* [Task data]
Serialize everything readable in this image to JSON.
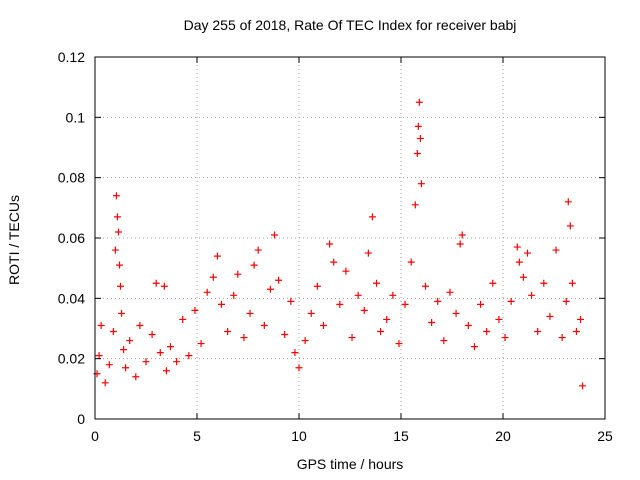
{
  "chart_data": {
    "type": "scatter",
    "title": "Day 255 of 2018, Rate Of TEC Index for receiver babj",
    "xlabel": "GPS time / hours",
    "ylabel": "ROTI / TECUs",
    "xlim": [
      0,
      25
    ],
    "ylim": [
      0,
      0.12
    ],
    "xticks": [
      "0",
      "5",
      "10",
      "15",
      "20",
      "25"
    ],
    "yticks": [
      "0",
      "0.02",
      "0.04",
      "0.06",
      "0.08",
      "0.1",
      "0.12"
    ],
    "grid": true,
    "marker": "+",
    "color": "#ff0000",
    "series": [
      {
        "x": [
          0.1,
          0.2,
          0.3,
          0.5,
          0.7,
          0.9,
          1.0,
          1.05,
          1.1,
          1.15,
          1.2,
          1.25,
          1.3,
          1.4,
          1.5,
          1.7,
          2.0,
          2.2,
          2.5,
          2.8,
          3.0,
          3.2,
          3.4,
          3.5,
          3.7,
          4.0,
          4.3,
          4.6,
          4.9,
          5.2,
          5.5,
          5.8,
          6.0,
          6.2,
          6.5,
          6.8,
          7.0,
          7.3,
          7.6,
          7.8,
          8.0,
          8.3,
          8.6,
          8.8,
          9.0,
          9.3,
          9.6,
          9.8,
          10.0,
          10.3,
          10.6,
          10.9,
          11.2,
          11.5,
          11.7,
          12.0,
          12.3,
          12.6,
          12.9,
          13.2,
          13.4,
          13.6,
          13.8,
          14.0,
          14.3,
          14.6,
          14.9,
          15.2,
          15.5,
          15.7,
          15.8,
          15.85,
          15.9,
          15.95,
          16.0,
          16.2,
          16.5,
          16.8,
          17.1,
          17.4,
          17.7,
          17.9,
          18.0,
          18.3,
          18.6,
          18.9,
          19.2,
          19.5,
          19.8,
          20.1,
          20.4,
          20.7,
          20.8,
          21.0,
          21.2,
          21.4,
          21.7,
          22.0,
          22.3,
          22.6,
          22.9,
          23.1,
          23.2,
          23.3,
          23.4,
          23.6,
          23.8,
          23.9
        ],
        "y": [
          0.015,
          0.021,
          0.031,
          0.012,
          0.018,
          0.029,
          0.056,
          0.074,
          0.067,
          0.062,
          0.051,
          0.044,
          0.035,
          0.023,
          0.017,
          0.026,
          0.014,
          0.031,
          0.019,
          0.028,
          0.045,
          0.022,
          0.044,
          0.016,
          0.024,
          0.019,
          0.033,
          0.021,
          0.036,
          0.025,
          0.042,
          0.047,
          0.054,
          0.038,
          0.029,
          0.041,
          0.048,
          0.027,
          0.035,
          0.051,
          0.056,
          0.031,
          0.043,
          0.061,
          0.046,
          0.028,
          0.039,
          0.022,
          0.017,
          0.026,
          0.035,
          0.044,
          0.031,
          0.058,
          0.052,
          0.038,
          0.049,
          0.027,
          0.041,
          0.036,
          0.055,
          0.067,
          0.045,
          0.029,
          0.033,
          0.041,
          0.025,
          0.038,
          0.052,
          0.071,
          0.088,
          0.097,
          0.105,
          0.093,
          0.078,
          0.044,
          0.032,
          0.039,
          0.026,
          0.042,
          0.035,
          0.058,
          0.061,
          0.031,
          0.024,
          0.038,
          0.029,
          0.045,
          0.033,
          0.027,
          0.039,
          0.057,
          0.052,
          0.047,
          0.055,
          0.041,
          0.029,
          0.045,
          0.034,
          0.056,
          0.027,
          0.039,
          0.072,
          0.064,
          0.045,
          0.029,
          0.033,
          0.011
        ]
      }
    ]
  }
}
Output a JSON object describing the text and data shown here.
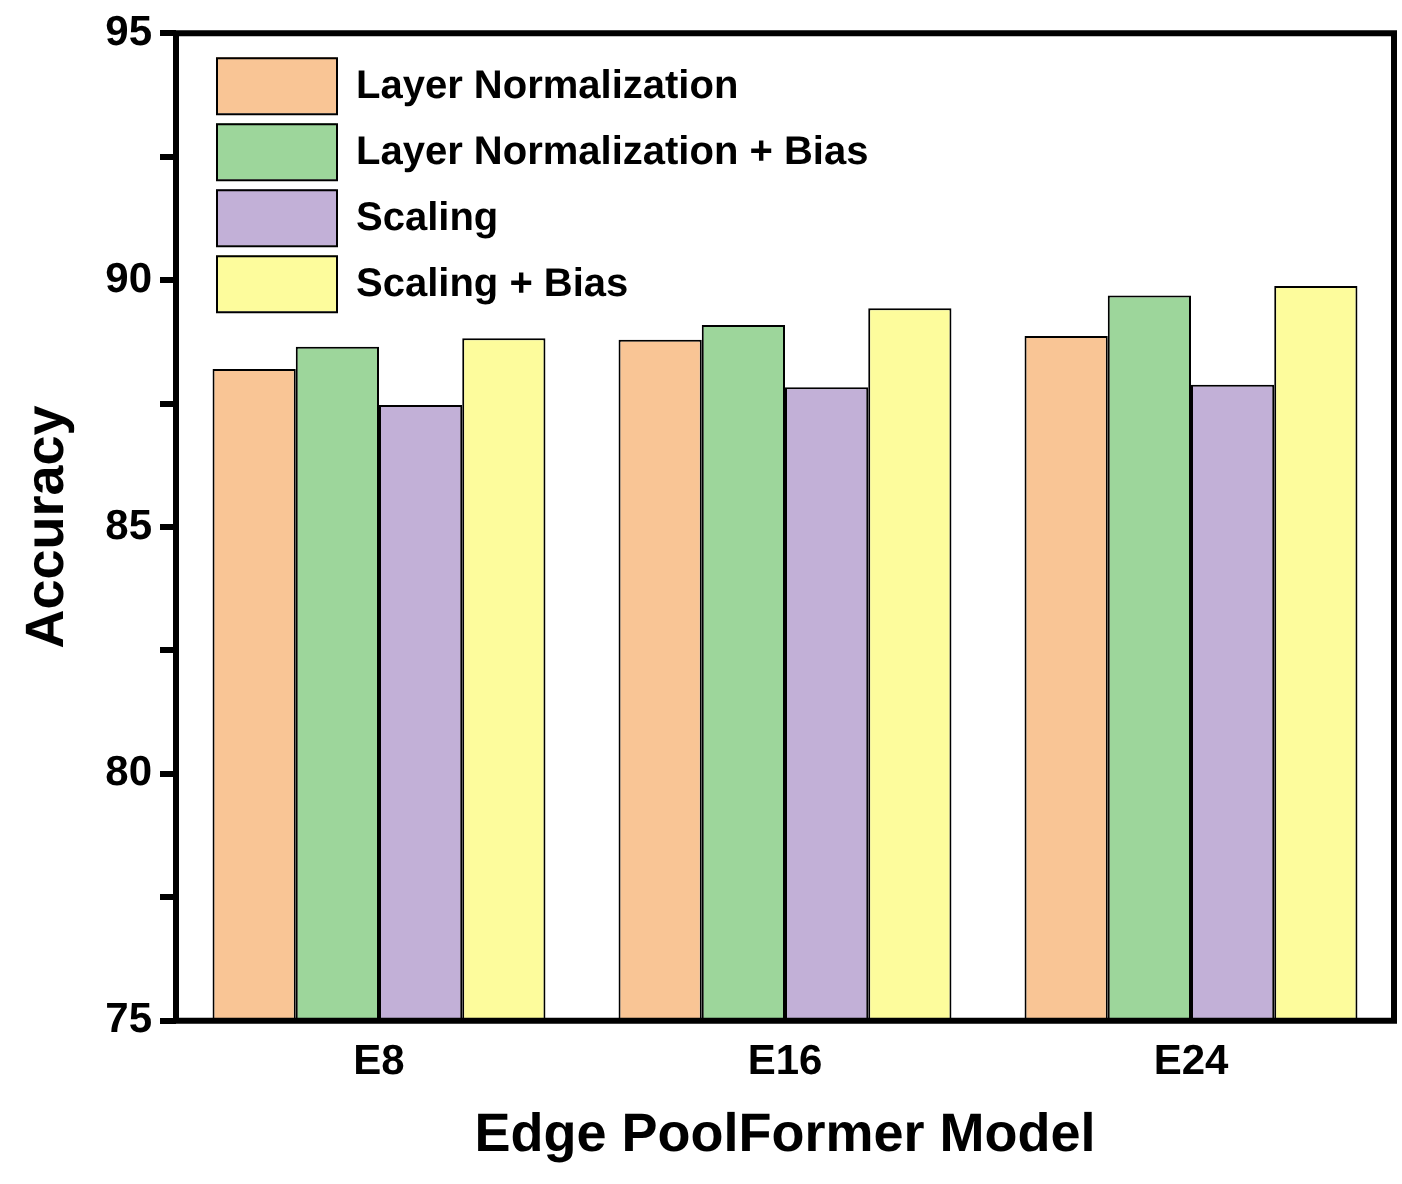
{
  "chart_data": {
    "type": "bar",
    "xlabel": "Edge PoolFormer Model",
    "ylabel": "Accuracy",
    "categories": [
      "E8",
      "E16",
      "E24"
    ],
    "series": [
      {
        "name": "Layer Normalization",
        "color": "#f9c595",
        "values": [
          88.2,
          88.79,
          88.87
        ]
      },
      {
        "name": "Layer Normalization + Bias",
        "color": "#9dd69b",
        "values": [
          88.65,
          89.09,
          89.69
        ]
      },
      {
        "name": "Scaling",
        "color": "#c2b0d7",
        "values": [
          87.47,
          87.83,
          87.88
        ]
      },
      {
        "name": "Scaling + Bias",
        "color": "#fdfc9c",
        "values": [
          88.82,
          89.43,
          89.88
        ]
      }
    ],
    "ylim": [
      75,
      95
    ],
    "yticks": [
      75,
      {
        "value": 77.5,
        "label": null
      },
      80,
      {
        "value": 82.5,
        "label": null
      },
      85,
      {
        "value": 87.5,
        "label": null
      },
      90,
      {
        "value": 92.5,
        "label": null
      },
      95
    ],
    "legend": "top left",
    "grid": false
  }
}
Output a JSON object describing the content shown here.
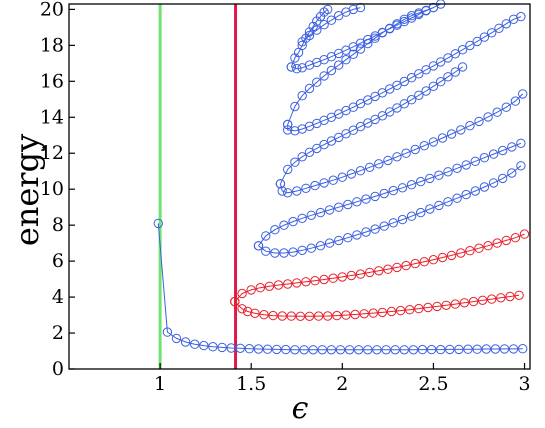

* [What you should do] Leave the pictures out and reproduce each record exactly as written.

* [Solution]
Serialize everything readable in this image to JSON.
{
  "chart_data": {
    "type": "scatter",
    "title": "Day 255 of 2018, Rate Of TEC Index for receiver babj",
    "xlabel": "GPS time / hours",
    "ylabel": "ROTI / TECUs",
    "xlim": [
      0,
      25
    ],
    "ylim": [
      0,
      0.12
    ],
    "xticks": [
      "0",
      "5",
      "10",
      "15",
      "20",
      "25"
    ],
    "yticks": [
      "0",
      "0.02",
      "0.04",
      "0.06",
      "0.08",
      "0.1",
      "0.12"
    ],
    "grid": true,
    "marker": "+",
    "color": "#ff0000",
    "series": [
      {
        "x": [
          0.1,
          0.2,
          0.3,
          0.5,
          0.7,
          0.9,
          1.0,
          1.05,
          1.1,
          1.15,
          1.2,
          1.25,
          1.3,
          1.4,
          1.5,
          1.7,
          2.0,
          2.2,
          2.5,
          2.8,
          3.0,
          3.2,
          3.4,
          3.5,
          3.7,
          4.0,
          4.3,
          4.6,
          4.9,
          5.2,
          5.5,
          5.8,
          6.0,
          6.2,
          6.5,
          6.8,
          7.0,
          7.3,
          7.6,
          7.8,
          8.0,
          8.3,
          8.6,
          8.8,
          9.0,
          9.3,
          9.6,
          9.8,
          10.0,
          10.3,
          10.6,
          10.9,
          11.2,
          11.5,
          11.7,
          12.0,
          12.3,
          12.6,
          12.9,
          13.2,
          13.4,
          13.6,
          13.8,
          14.0,
          14.3,
          14.6,
          14.9,
          15.2,
          15.5,
          15.7,
          15.8,
          15.85,
          15.9,
          15.95,
          16.0,
          16.2,
          16.5,
          16.8,
          17.1,
          17.4,
          17.7,
          17.9,
          18.0,
          18.3,
          18.6,
          18.9,
          19.2,
          19.5,
          19.8,
          20.1,
          20.4,
          20.7,
          20.8,
          21.0,
          21.2,
          21.4,
          21.7,
          22.0,
          22.3,
          22.6,
          22.9,
          23.1,
          23.2,
          23.3,
          23.4,
          23.6,
          23.8,
          23.9
        ],
        "y": [
          0.015,
          0.021,
          0.031,
          0.012,
          0.018,
          0.029,
          0.056,
          0.074,
          0.067,
          0.062,
          0.051,
          0.044,
          0.035,
          0.023,
          0.017,
          0.026,
          0.014,
          0.031,
          0.019,
          0.028,
          0.045,
          0.022,
          0.044,
          0.016,
          0.024,
          0.019,
          0.033,
          0.021,
          0.036,
          0.025,
          0.042,
          0.047,
          0.054,
          0.038,
          0.029,
          0.041,
          0.048,
          0.027,
          0.035,
          0.051,
          0.056,
          0.031,
          0.043,
          0.061,
          0.046,
          0.028,
          0.039,
          0.022,
          0.017,
          0.026,
          0.035,
          0.044,
          0.031,
          0.058,
          0.052,
          0.038,
          0.049,
          0.027,
          0.041,
          0.036,
          0.055,
          0.067,
          0.045,
          0.029,
          0.033,
          0.041,
          0.025,
          0.038,
          0.052,
          0.071,
          0.088,
          0.097,
          0.105,
          0.093,
          0.078,
          0.044,
          0.032,
          0.039,
          0.026,
          0.042,
          0.035,
          0.058,
          0.061,
          0.031,
          0.024,
          0.038,
          0.029,
          0.045,
          0.033,
          0.027,
          0.039,
          0.057,
          0.052,
          0.047,
          0.055,
          0.041,
          0.029,
          0.045,
          0.034,
          0.056,
          0.027,
          0.039,
          0.072,
          0.064,
          0.045,
          0.029,
          0.033,
          0.011
        ]
      }
    ]
  }
}
Output a JSON object describing the text and data shown here.
{
  "chart_data": {
    "type": "bar",
    "xlabel": "Edge PoolFormer Model",
    "ylabel": "Accuracy",
    "categories": [
      "E8",
      "E16",
      "E24"
    ],
    "series": [
      {
        "name": "Layer Normalization",
        "color": "#f9c595",
        "values": [
          88.2,
          88.79,
          88.87
        ]
      },
      {
        "name": "Layer Normalization + Bias",
        "color": "#9dd69b",
        "values": [
          88.65,
          89.09,
          89.69
        ]
      },
      {
        "name": "Scaling",
        "color": "#c2b0d7",
        "values": [
          87.47,
          87.83,
          87.88
        ]
      },
      {
        "name": "Scaling + Bias",
        "color": "#fdfc9c",
        "values": [
          88.82,
          89.43,
          89.88
        ]
      }
    ],
    "ylim": [
      75,
      95
    ],
    "yticks": [
      75,
      {
        "value": 77.5,
        "label": null
      },
      80,
      {
        "value": 82.5,
        "label": null
      },
      85,
      {
        "value": 87.5,
        "label": null
      },
      90,
      {
        "value": 92.5,
        "label": null
      },
      95
    ],
    "legend": "top left",
    "grid": false
  }
}
Output a JSON object describing the content shown here.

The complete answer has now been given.